◆ The records ◆

□ □ □ □

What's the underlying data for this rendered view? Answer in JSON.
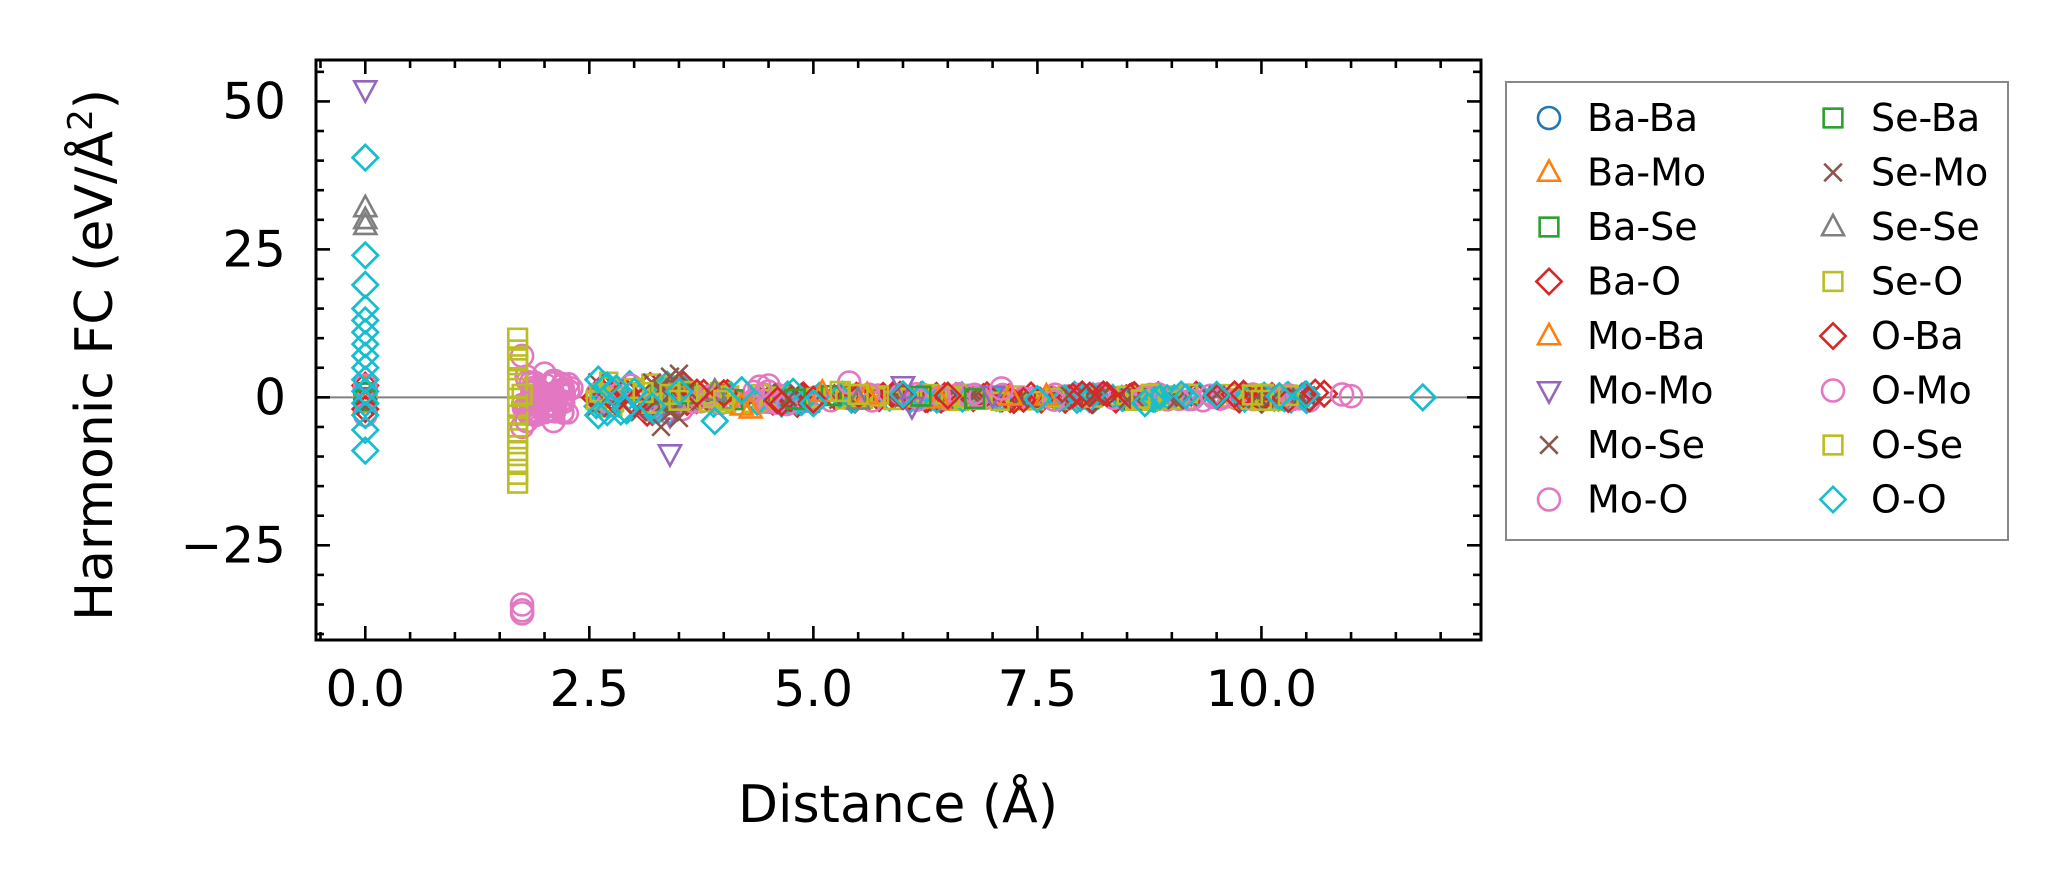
{
  "chart_data": {
    "type": "scatter",
    "title": "",
    "xlabel": "Distance (Å)",
    "ylabel": "Harmonic FC (eV/Å²)",
    "ylabel_parts": {
      "main": "Harmonic FC (eV/Å",
      "sup": "2",
      "close": ")"
    },
    "xlim": [
      -0.55,
      12.45
    ],
    "ylim": [
      -41,
      57
    ],
    "xticks": [
      0.0,
      2.5,
      5.0,
      7.5,
      10.0
    ],
    "xtick_labels": [
      "0.0",
      "2.5",
      "5.0",
      "7.5",
      "10.0"
    ],
    "yticks": [
      -25,
      0,
      25,
      50
    ],
    "ytick_labels": [
      "−25",
      "0",
      "25",
      "50"
    ],
    "zero_line": 0,
    "legend_position": "outside-right",
    "series": [
      {
        "name": "Ba-Ba",
        "marker": "circle",
        "color": "#1f77b4",
        "points": [
          [
            0,
            0.5
          ],
          [
            0,
            -0.3
          ]
        ]
      },
      {
        "name": "Ba-Mo",
        "marker": "triangle-up",
        "color": "#ff7f0e",
        "points": [
          [
            0,
            1.5
          ],
          [
            3.4,
            0.8
          ],
          [
            4.3,
            -2.0
          ],
          [
            5.6,
            0.4
          ],
          [
            6.4,
            -0.3
          ],
          [
            7.6,
            0.2
          ]
        ]
      },
      {
        "name": "Ba-Se",
        "marker": "square",
        "color": "#2ca02c",
        "points": [
          [
            0,
            0.8
          ],
          [
            3.3,
            0.5
          ],
          [
            4.1,
            -0.4
          ],
          [
            5.2,
            0.3
          ],
          [
            6.8,
            -0.2
          ]
        ]
      },
      {
        "name": "Ba-O",
        "marker": "diamond",
        "color": "#d62728",
        "points": [
          [
            0,
            2.0
          ],
          [
            2.9,
            1.0
          ],
          [
            3.1,
            -0.6
          ],
          [
            4.0,
            0.7
          ],
          [
            5.0,
            -0.4
          ],
          [
            6.5,
            0.3
          ],
          [
            8.0,
            0.5
          ],
          [
            9.8,
            0.6
          ],
          [
            10.0,
            -0.3
          ],
          [
            10.7,
            0.6
          ]
        ]
      },
      {
        "name": "Mo-Ba",
        "marker": "triangle-up",
        "color": "#ff7f0e",
        "points": [
          [
            0,
            -1.0
          ],
          [
            3.5,
            1.2
          ],
          [
            4.2,
            -1.5
          ],
          [
            5.1,
            0.8
          ],
          [
            7.2,
            0.2
          ]
        ]
      },
      {
        "name": "Mo-Mo",
        "marker": "triangle-down",
        "color": "#9467bd",
        "points": [
          [
            0,
            52.0
          ],
          [
            0,
            0
          ],
          [
            3.4,
            -9.5
          ],
          [
            3.4,
            -3.0
          ],
          [
            6.0,
            2.0
          ],
          [
            6.1,
            -1.5
          ],
          [
            7.0,
            0.4
          ]
        ]
      },
      {
        "name": "Mo-Se",
        "marker": "x",
        "color": "#8c564b",
        "points": [
          [
            0,
            1.0
          ],
          [
            3.2,
            2.5
          ],
          [
            3.3,
            -5.0
          ],
          [
            3.4,
            3.5
          ],
          [
            3.4,
            -2.5
          ],
          [
            3.5,
            4.0
          ],
          [
            3.3,
            -1.5
          ]
        ]
      },
      {
        "name": "Mo-O",
        "marker": "circle",
        "color": "#e377c2",
        "points": [
          [
            0,
            2.0
          ],
          [
            1.75,
            -35.0
          ],
          [
            1.75,
            -36.5
          ],
          [
            1.75,
            7.0
          ],
          [
            1.75,
            -5.0
          ],
          [
            1.8,
            3.5
          ],
          [
            1.9,
            -3.0
          ],
          [
            2.0,
            4.0
          ],
          [
            2.1,
            -4.0
          ],
          [
            2.2,
            2.0
          ],
          [
            4.5,
            2.0
          ],
          [
            5.4,
            2.5
          ],
          [
            7.1,
            1.5
          ]
        ]
      },
      {
        "name": "Se-Ba",
        "marker": "square",
        "color": "#2ca02c",
        "points": [
          [
            0,
            -0.5
          ],
          [
            3.6,
            0.6
          ],
          [
            4.8,
            -0.3
          ],
          [
            6.2,
            0.2
          ]
        ]
      },
      {
        "name": "Se-Mo",
        "marker": "x",
        "color": "#8c564b",
        "points": [
          [
            0,
            -1.5
          ],
          [
            3.3,
            1.5
          ],
          [
            3.5,
            -3.5
          ],
          [
            3.4,
            0.5
          ]
        ]
      },
      {
        "name": "Se-Se",
        "marker": "triangle-up",
        "color": "#7f7f7f",
        "points": [
          [
            0,
            32.0
          ],
          [
            0,
            30.0
          ],
          [
            0,
            29.0
          ],
          [
            3.9,
            1.0
          ],
          [
            5.5,
            -0.5
          ]
        ]
      },
      {
        "name": "Se-O",
        "marker": "square",
        "color": "#bcbd22",
        "points": [
          [
            1.7,
            10.0
          ],
          [
            1.7,
            8.0
          ],
          [
            1.7,
            5.5
          ],
          [
            1.7,
            3.0
          ],
          [
            1.7,
            1.5
          ],
          [
            1.7,
            -1.5
          ],
          [
            1.7,
            -3.0
          ],
          [
            1.7,
            -5.0
          ],
          [
            1.7,
            -7.0
          ],
          [
            1.7,
            -9.0
          ],
          [
            1.7,
            -11.0
          ],
          [
            1.7,
            -13.0
          ],
          [
            1.7,
            -14.5
          ],
          [
            3.0,
            1.5
          ],
          [
            3.2,
            -1.0
          ],
          [
            3.4,
            0.5
          ],
          [
            3.6,
            1.0
          ],
          [
            4.0,
            -0.5
          ],
          [
            5.5,
            0.5
          ],
          [
            10.0,
            -0.5
          ],
          [
            10.3,
            0.3
          ]
        ]
      },
      {
        "name": "O-Ba",
        "marker": "diamond",
        "color": "#d62728",
        "points": [
          [
            0,
            -2.0
          ],
          [
            3.0,
            -1.0
          ],
          [
            3.7,
            0.8
          ],
          [
            4.6,
            -0.5
          ],
          [
            6.0,
            0.2
          ],
          [
            9.7,
            0.5
          ],
          [
            10.6,
            0.8
          ]
        ]
      },
      {
        "name": "O-Mo",
        "marker": "circle",
        "color": "#e377c2",
        "points": [
          [
            0,
            -3.0
          ],
          [
            1.75,
            -36.0
          ],
          [
            1.8,
            -4.0
          ],
          [
            1.85,
            2.5
          ],
          [
            2.0,
            -2.5
          ],
          [
            2.3,
            1.5
          ],
          [
            4.4,
            1.8
          ],
          [
            10.9,
            0.5
          ],
          [
            11.0,
            0.2
          ]
        ]
      },
      {
        "name": "O-Se",
        "marker": "square",
        "color": "#bcbd22",
        "points": [
          [
            1.7,
            6.5
          ],
          [
            1.7,
            -6.0
          ],
          [
            1.75,
            0.5
          ],
          [
            3.1,
            0.8
          ],
          [
            3.5,
            -0.5
          ],
          [
            5.3,
            1.0
          ],
          [
            9.9,
            0.4
          ]
        ]
      },
      {
        "name": "O-O",
        "marker": "diamond",
        "color": "#17becf",
        "points": [
          [
            0,
            40.5
          ],
          [
            0,
            24.0
          ],
          [
            0,
            19.0
          ],
          [
            0,
            15.0
          ],
          [
            0,
            13.0
          ],
          [
            0,
            11.0
          ],
          [
            0,
            9.0
          ],
          [
            0,
            7.0
          ],
          [
            0,
            5.0
          ],
          [
            0,
            3.0
          ],
          [
            0,
            1.0
          ],
          [
            0,
            -1.0
          ],
          [
            0,
            -3.0
          ],
          [
            0,
            -5.5
          ],
          [
            0,
            -9.0
          ],
          [
            2.6,
            3.0
          ],
          [
            2.6,
            -3.0
          ],
          [
            2.7,
            2.0
          ],
          [
            2.7,
            -2.5
          ],
          [
            2.8,
            1.5
          ],
          [
            2.9,
            -2.0
          ],
          [
            3.0,
            1.0
          ],
          [
            3.2,
            -1.5
          ],
          [
            3.5,
            1.0
          ],
          [
            3.9,
            -4.0
          ],
          [
            4.2,
            1.2
          ],
          [
            5.0,
            -1.0
          ],
          [
            6.0,
            0.5
          ],
          [
            7.5,
            -0.3
          ],
          [
            8.7,
            -1.0
          ],
          [
            9.5,
            0.4
          ],
          [
            10.2,
            0.2
          ],
          [
            10.5,
            0.5
          ],
          [
            11.8,
            0.0
          ]
        ]
      }
    ],
    "legend_columns": [
      [
        "Ba-Ba",
        "Ba-Mo",
        "Ba-Se",
        "Ba-O",
        "Mo-Ba",
        "Mo-Mo",
        "Mo-Se",
        "Mo-O"
      ],
      [
        "Se-Ba",
        "Se-Mo",
        "Se-Se",
        "Se-O",
        "O-Ba",
        "O-Mo",
        "O-Se",
        "O-O"
      ]
    ]
  }
}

□ □ □ □

◆ Aim ◆
Considering only the records above, state the number of lines that include the word "Harmonic", with nothing added.

◆ Reply ◆
2